_Task description:_
Please transcribe the records precisely; pictures stay out of your copy.

(Figure contents as structured data)
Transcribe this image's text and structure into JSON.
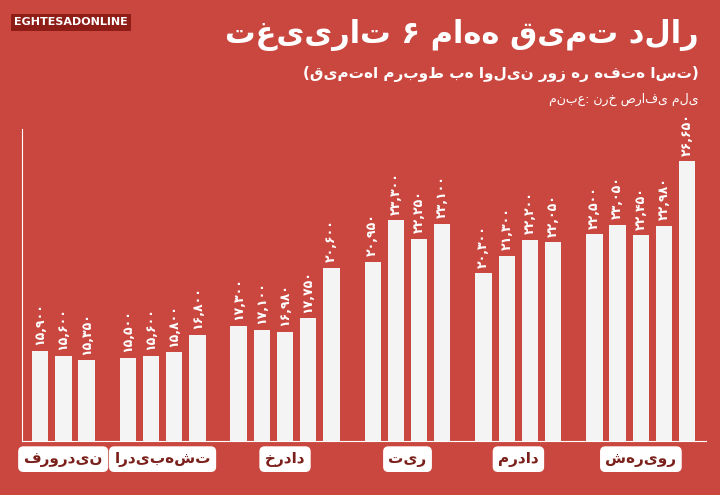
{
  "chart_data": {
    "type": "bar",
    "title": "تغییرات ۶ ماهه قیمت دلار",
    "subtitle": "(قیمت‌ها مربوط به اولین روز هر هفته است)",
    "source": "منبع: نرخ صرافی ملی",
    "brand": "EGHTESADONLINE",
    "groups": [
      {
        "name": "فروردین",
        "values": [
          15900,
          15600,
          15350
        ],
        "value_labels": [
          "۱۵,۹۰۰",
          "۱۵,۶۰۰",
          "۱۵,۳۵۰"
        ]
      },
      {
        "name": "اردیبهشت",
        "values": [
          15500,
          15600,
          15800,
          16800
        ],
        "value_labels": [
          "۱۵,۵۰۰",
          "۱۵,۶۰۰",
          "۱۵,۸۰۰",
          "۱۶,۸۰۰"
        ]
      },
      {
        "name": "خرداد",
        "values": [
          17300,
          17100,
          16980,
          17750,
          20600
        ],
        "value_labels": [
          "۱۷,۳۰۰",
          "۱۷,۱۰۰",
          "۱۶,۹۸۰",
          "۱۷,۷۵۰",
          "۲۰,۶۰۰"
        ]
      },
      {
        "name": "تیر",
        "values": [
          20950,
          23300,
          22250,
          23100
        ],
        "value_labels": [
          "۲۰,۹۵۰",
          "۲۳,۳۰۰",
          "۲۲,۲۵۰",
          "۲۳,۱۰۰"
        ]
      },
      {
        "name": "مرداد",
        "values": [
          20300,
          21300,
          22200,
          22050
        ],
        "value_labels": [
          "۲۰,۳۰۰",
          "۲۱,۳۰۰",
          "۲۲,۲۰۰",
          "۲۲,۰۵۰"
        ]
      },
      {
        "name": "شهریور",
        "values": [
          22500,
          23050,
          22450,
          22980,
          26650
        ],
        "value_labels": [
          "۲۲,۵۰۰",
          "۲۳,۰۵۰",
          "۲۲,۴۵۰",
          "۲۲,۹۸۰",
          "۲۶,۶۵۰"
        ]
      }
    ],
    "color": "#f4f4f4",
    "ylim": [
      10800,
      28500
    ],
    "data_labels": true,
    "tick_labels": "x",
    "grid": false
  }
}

_Exercise solution:_
Transcribe this image's text and structure into JSON.
{
  "chart_data": {
    "type": "bar",
    "title": "تغییرات ۶ ماهه قیمت دلار",
    "subtitle": "(قیمت‌ها مربوط به اولین روز هر هفته است)",
    "source": "منبع: نرخ صرافی ملی",
    "brand": "EGHTESADONLINE",
    "groups": [
      {
        "name": "فروردین",
        "values": [
          15900,
          15600,
          15350
        ],
        "value_labels": [
          "۱۵,۹۰۰",
          "۱۵,۶۰۰",
          "۱۵,۳۵۰"
        ]
      },
      {
        "name": "اردیبهشت",
        "values": [
          15500,
          15600,
          15800,
          16800
        ],
        "value_labels": [
          "۱۵,۵۰۰",
          "۱۵,۶۰۰",
          "۱۵,۸۰۰",
          "۱۶,۸۰۰"
        ]
      },
      {
        "name": "خرداد",
        "values": [
          17300,
          17100,
          16980,
          17750,
          20600
        ],
        "value_labels": [
          "۱۷,۳۰۰",
          "۱۷,۱۰۰",
          "۱۶,۹۸۰",
          "۱۷,۷۵۰",
          "۲۰,۶۰۰"
        ]
      },
      {
        "name": "تیر",
        "values": [
          20950,
          23300,
          22250,
          23100
        ],
        "value_labels": [
          "۲۰,۹۵۰",
          "۲۳,۳۰۰",
          "۲۲,۲۵۰",
          "۲۳,۱۰۰"
        ]
      },
      {
        "name": "مرداد",
        "values": [
          20300,
          21300,
          22200,
          22050
        ],
        "value_labels": [
          "۲۰,۳۰۰",
          "۲۱,۳۰۰",
          "۲۲,۲۰۰",
          "۲۲,۰۵۰"
        ]
      },
      {
        "name": "شهریور",
        "values": [
          22500,
          23050,
          22450,
          22980,
          26650
        ],
        "value_labels": [
          "۲۲,۵۰۰",
          "۲۳,۰۵۰",
          "۲۲,۴۵۰",
          "۲۲,۹۸۰",
          "۲۶,۶۵۰"
        ]
      }
    ],
    "color": "#f4f4f4",
    "ylim": [
      10800,
      28500
    ],
    "data_labels": true,
    "tick_labels": "x",
    "grid": false
  }
}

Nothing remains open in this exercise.